(Items from a figure collection)
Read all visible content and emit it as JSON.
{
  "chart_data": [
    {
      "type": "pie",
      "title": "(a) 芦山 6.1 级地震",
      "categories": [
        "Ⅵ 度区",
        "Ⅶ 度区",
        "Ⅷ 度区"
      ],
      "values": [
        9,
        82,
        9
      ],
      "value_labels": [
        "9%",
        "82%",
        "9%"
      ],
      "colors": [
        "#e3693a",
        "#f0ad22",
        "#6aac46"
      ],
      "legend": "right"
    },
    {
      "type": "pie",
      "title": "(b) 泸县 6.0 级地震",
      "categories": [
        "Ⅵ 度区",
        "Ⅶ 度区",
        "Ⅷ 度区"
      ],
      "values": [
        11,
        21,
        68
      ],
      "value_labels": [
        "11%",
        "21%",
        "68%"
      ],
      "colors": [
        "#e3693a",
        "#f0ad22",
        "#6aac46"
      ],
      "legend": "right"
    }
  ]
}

---

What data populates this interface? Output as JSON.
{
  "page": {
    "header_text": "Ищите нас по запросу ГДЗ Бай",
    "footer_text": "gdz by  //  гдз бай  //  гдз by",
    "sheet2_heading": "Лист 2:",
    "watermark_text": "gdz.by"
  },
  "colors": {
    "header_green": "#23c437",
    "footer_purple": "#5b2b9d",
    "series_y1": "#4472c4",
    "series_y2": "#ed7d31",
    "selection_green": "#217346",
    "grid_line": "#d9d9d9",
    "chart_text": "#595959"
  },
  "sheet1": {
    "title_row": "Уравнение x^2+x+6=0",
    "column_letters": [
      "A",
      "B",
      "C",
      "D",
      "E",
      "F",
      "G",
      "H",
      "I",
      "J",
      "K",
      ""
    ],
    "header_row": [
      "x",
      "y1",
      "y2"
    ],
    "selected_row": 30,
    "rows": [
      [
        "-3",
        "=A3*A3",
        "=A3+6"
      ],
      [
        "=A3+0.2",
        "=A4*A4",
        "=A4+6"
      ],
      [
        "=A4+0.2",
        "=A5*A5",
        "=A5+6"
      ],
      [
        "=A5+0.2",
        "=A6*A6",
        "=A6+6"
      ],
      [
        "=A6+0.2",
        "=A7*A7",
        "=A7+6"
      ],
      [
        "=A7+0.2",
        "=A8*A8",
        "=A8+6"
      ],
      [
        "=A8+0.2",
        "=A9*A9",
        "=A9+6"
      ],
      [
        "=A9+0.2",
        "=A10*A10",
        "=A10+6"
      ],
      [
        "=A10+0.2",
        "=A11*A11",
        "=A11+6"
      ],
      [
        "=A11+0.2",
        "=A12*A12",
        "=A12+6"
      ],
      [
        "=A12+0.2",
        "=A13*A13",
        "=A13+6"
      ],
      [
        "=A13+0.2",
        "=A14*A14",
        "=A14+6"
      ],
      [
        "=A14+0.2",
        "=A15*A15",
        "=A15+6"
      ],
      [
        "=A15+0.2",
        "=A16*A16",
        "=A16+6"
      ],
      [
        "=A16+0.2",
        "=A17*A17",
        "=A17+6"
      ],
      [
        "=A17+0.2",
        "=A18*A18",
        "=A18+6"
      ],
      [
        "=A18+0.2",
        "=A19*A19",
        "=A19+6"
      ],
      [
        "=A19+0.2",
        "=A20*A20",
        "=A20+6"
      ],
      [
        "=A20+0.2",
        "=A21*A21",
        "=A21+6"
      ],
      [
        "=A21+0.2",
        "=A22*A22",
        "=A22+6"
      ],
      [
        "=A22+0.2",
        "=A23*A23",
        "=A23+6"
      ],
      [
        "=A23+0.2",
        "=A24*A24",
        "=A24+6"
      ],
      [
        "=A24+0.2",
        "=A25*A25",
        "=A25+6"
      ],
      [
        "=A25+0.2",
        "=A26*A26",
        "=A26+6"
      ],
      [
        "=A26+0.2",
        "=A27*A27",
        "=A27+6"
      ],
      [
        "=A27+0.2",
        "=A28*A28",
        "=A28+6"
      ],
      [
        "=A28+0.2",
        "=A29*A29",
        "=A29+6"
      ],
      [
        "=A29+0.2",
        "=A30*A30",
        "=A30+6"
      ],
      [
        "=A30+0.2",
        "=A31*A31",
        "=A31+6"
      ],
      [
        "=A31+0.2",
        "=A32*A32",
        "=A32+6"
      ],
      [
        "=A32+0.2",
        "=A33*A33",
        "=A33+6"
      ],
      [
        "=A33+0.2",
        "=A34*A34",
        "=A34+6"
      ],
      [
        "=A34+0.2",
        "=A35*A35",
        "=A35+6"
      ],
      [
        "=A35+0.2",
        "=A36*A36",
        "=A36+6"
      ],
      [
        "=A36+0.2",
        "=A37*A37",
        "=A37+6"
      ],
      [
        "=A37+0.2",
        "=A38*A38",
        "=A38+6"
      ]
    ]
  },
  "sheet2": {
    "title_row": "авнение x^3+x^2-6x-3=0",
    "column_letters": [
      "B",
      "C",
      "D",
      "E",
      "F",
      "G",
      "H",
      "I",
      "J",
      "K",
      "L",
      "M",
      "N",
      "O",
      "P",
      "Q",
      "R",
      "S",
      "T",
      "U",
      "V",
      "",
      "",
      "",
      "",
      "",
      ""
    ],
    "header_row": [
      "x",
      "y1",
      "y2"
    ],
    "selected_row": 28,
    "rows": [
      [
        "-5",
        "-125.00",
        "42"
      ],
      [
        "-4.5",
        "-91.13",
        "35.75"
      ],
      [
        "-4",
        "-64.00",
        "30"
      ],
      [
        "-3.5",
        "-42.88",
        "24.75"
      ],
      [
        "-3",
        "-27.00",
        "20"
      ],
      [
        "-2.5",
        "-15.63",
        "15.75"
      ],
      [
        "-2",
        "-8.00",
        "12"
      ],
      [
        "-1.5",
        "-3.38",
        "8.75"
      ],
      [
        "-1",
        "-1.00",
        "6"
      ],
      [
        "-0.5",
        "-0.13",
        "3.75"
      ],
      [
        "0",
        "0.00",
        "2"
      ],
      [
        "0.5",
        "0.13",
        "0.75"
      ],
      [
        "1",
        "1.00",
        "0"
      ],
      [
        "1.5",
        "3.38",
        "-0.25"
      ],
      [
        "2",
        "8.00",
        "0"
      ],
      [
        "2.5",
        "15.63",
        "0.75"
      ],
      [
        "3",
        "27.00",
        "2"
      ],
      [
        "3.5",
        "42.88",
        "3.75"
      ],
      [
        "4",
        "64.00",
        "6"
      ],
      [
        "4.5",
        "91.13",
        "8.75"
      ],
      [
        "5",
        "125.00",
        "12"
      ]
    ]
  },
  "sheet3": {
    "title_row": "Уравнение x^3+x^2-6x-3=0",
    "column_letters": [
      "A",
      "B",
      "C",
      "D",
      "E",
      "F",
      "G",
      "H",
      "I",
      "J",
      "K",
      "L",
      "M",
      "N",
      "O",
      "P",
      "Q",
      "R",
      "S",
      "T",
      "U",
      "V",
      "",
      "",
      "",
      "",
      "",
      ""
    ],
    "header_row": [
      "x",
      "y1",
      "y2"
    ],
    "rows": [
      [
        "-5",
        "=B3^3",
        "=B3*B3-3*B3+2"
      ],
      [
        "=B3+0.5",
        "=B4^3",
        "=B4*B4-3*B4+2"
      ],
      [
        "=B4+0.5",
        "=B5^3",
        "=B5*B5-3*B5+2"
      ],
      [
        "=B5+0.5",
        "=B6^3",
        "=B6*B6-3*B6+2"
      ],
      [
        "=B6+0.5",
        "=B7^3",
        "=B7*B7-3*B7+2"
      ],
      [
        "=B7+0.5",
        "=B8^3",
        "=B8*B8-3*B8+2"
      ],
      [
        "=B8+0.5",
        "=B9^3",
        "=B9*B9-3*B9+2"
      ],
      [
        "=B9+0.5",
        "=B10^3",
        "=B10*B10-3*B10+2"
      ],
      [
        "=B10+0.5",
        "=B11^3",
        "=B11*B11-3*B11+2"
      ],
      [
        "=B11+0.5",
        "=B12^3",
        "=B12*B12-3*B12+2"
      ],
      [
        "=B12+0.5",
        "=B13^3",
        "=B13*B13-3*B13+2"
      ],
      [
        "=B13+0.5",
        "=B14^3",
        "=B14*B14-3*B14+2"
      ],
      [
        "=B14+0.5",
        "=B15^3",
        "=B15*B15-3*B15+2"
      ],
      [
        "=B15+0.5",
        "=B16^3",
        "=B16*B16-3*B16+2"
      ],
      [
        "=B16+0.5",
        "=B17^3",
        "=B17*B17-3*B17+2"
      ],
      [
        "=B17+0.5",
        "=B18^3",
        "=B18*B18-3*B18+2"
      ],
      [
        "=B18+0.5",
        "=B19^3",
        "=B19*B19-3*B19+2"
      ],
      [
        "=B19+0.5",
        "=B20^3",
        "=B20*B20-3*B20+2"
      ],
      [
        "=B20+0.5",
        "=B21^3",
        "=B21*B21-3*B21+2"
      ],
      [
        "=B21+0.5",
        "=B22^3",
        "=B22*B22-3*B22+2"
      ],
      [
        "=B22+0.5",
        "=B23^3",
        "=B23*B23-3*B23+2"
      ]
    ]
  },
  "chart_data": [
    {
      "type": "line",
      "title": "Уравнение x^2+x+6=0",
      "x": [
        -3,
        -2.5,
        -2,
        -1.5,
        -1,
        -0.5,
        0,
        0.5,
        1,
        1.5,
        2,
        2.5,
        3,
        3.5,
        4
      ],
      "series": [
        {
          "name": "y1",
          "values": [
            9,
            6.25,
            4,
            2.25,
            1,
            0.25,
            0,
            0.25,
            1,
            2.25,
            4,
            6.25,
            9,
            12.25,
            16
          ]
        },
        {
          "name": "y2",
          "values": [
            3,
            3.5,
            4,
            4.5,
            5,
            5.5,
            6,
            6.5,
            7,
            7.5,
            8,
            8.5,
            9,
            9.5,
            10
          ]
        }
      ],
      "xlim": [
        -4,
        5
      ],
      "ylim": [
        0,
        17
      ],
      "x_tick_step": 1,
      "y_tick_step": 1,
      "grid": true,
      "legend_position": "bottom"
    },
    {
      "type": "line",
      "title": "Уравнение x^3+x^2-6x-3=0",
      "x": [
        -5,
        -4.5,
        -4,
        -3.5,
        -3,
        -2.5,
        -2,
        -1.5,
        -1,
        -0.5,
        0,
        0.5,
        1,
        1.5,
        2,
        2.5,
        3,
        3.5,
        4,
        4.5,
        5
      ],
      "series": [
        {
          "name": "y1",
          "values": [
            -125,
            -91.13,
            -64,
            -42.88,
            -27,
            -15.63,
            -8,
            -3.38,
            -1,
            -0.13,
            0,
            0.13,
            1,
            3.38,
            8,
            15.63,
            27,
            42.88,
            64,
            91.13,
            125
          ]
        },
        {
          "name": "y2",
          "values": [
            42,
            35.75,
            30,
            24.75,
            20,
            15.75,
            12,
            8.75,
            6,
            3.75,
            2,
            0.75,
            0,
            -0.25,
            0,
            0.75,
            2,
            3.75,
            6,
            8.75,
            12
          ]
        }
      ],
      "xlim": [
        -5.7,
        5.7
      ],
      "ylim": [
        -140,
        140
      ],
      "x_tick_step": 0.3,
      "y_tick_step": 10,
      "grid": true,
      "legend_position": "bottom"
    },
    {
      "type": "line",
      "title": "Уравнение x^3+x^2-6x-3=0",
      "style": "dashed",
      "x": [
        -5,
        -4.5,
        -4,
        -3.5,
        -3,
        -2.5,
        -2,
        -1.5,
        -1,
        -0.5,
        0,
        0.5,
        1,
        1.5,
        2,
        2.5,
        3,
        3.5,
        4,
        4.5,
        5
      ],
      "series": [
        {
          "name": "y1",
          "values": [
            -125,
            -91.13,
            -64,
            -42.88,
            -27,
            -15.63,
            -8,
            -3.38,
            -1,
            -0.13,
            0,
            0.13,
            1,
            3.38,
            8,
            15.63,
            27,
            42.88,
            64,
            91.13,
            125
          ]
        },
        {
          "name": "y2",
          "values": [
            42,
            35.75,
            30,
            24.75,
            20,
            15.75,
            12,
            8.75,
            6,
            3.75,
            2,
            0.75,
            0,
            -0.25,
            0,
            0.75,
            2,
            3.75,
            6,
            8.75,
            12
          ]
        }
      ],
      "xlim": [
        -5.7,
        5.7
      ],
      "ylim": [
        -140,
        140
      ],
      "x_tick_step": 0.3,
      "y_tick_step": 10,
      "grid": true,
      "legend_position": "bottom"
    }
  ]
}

- **WHAT IS REQUIRED**:
Search the records for the word "JSON". Copy every line that has it.

- **FINAL RESULT**:
Read all visible content and emit it as JSON.
What data populates this interface? Output as JSON.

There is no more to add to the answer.